##### Data supplied

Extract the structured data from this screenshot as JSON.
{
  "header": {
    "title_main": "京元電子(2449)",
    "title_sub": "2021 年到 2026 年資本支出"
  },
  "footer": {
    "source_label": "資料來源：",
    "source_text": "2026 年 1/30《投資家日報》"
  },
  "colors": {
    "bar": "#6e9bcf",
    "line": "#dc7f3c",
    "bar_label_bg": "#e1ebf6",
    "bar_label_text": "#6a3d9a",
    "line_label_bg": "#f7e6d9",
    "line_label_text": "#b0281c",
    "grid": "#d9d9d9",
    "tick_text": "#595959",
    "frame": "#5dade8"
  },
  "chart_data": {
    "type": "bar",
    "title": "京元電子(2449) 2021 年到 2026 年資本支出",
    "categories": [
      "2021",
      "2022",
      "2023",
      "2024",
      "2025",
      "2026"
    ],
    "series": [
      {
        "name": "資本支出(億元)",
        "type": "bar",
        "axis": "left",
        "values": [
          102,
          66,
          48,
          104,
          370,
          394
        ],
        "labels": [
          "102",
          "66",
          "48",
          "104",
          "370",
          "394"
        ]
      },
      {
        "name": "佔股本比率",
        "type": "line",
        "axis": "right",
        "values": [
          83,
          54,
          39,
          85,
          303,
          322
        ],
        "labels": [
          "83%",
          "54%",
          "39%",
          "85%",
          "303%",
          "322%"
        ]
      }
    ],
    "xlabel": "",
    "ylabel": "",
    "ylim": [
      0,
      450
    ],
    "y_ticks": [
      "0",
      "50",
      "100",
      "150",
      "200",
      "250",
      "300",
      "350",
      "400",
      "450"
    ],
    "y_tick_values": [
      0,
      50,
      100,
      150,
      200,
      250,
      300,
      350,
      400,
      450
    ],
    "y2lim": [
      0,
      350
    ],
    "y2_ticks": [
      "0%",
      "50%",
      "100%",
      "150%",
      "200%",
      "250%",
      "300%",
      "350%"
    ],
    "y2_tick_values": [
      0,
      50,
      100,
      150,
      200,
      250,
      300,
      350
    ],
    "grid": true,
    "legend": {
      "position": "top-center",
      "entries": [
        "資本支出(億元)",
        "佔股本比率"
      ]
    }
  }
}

##########

§ Task directions
Write the material out exactly, with nothing left out.

§ Answer
Extract the structured data from this screenshot as JSON.
{
  "header": {
    "title_main": "京元電子(2449)",
    "title_sub": "2021 年到 2026 年資本支出"
  },
  "footer": {
    "source_label": "資料來源：",
    "source_text": "2026 年 1/30《投資家日報》"
  },
  "colors": {
    "bar": "#6e9bcf",
    "line": "#dc7f3c",
    "bar_label_bg": "#e1ebf6",
    "bar_label_text": "#6a3d9a",
    "line_label_bg": "#f7e6d9",
    "line_label_text": "#b0281c",
    "grid": "#d9d9d9",
    "tick_text": "#595959",
    "frame": "#5dade8"
  },
  "chart_data": {
    "type": "bar",
    "title": "京元電子(2449) 2021 年到 2026 年資本支出",
    "categories": [
      "2021",
      "2022",
      "2023",
      "2024",
      "2025",
      "2026"
    ],
    "series": [
      {
        "name": "資本支出(億元)",
        "type": "bar",
        "axis": "left",
        "values": [
          102,
          66,
          48,
          104,
          370,
          394
        ],
        "labels": [
          "102",
          "66",
          "48",
          "104",
          "370",
          "394"
        ]
      },
      {
        "name": "佔股本比率",
        "type": "line",
        "axis": "right",
        "values": [
          83,
          54,
          39,
          85,
          303,
          322
        ],
        "labels": [
          "83%",
          "54%",
          "39%",
          "85%",
          "303%",
          "322%"
        ]
      }
    ],
    "xlabel": "",
    "ylabel": "",
    "ylim": [
      0,
      450
    ],
    "y_ticks": [
      "0",
      "50",
      "100",
      "150",
      "200",
      "250",
      "300",
      "350",
      "400",
      "450"
    ],
    "y_tick_values": [
      0,
      50,
      100,
      150,
      200,
      250,
      300,
      350,
      400,
      450
    ],
    "y2lim": [
      0,
      350
    ],
    "y2_ticks": [
      "0%",
      "50%",
      "100%",
      "150%",
      "200%",
      "250%",
      "300%",
      "350%"
    ],
    "y2_tick_values": [
      0,
      50,
      100,
      150,
      200,
      250,
      300,
      350
    ],
    "grid": true,
    "legend": {
      "position": "top-center",
      "entries": [
        "資本支出(億元)",
        "佔股本比率"
      ]
    }
  }
}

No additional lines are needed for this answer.